═══ Records to use ═══

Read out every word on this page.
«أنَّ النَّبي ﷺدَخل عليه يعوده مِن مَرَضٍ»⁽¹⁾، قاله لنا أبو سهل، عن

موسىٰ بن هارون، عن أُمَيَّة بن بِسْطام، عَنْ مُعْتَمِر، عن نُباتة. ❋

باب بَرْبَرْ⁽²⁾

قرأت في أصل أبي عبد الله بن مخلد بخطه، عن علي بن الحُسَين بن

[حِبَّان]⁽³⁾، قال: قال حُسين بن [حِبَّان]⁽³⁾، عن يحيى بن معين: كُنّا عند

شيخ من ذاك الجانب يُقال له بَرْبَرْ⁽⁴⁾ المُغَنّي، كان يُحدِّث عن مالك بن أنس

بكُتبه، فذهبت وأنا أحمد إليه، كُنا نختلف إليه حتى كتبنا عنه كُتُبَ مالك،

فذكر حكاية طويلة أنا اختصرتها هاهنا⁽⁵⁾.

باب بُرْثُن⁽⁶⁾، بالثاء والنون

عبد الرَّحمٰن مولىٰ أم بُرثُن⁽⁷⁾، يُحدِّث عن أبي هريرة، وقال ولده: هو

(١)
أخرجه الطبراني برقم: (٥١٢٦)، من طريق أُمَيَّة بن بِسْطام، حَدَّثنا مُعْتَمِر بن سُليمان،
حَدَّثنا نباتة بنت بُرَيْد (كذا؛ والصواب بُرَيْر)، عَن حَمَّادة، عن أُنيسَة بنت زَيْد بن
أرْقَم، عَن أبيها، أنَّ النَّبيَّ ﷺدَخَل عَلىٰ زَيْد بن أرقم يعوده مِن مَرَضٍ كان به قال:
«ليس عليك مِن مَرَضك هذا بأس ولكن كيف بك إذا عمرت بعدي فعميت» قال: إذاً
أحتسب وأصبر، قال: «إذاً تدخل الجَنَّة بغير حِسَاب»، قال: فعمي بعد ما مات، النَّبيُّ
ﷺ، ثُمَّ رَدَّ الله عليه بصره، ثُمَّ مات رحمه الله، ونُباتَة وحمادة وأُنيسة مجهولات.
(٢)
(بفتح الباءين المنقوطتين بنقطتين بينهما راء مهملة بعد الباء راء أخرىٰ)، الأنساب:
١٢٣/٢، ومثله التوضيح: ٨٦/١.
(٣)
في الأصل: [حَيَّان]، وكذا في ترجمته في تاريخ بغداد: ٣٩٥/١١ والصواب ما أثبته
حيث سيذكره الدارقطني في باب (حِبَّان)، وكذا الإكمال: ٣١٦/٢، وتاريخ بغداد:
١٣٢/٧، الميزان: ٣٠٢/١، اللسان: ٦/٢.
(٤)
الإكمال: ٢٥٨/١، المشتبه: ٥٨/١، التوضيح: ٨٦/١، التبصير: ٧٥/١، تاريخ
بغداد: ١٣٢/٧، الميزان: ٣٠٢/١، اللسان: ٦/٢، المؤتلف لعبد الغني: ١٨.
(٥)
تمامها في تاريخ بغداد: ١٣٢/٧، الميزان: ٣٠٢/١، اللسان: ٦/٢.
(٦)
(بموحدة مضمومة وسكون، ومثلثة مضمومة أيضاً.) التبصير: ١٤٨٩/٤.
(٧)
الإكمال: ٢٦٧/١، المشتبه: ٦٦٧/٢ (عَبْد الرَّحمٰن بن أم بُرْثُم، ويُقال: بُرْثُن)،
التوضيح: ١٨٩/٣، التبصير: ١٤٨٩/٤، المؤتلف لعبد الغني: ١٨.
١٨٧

═══

Task brief:
Find the word "الإكمال" in the entries above and gather every line that holds it.

Response to this task:
حيث سيذكره الدارقطني في باب (حِبَّان)، وكذا الإكمال: ٣١٦/٢، وتاريخ بغداد:
الإكمال: ٢٥٨/١، المشتبه: ٥٨/١، التوضيح: ٨٦/١، التبصير: ٧٥/١، تاريخ
الإكمال: ٢٦٧/١، المشتبه: ٦٦٧/٢ (عَبْد الرَّحمٰن بن أم بُرْثُم، ويُقال: بُرْثُن)،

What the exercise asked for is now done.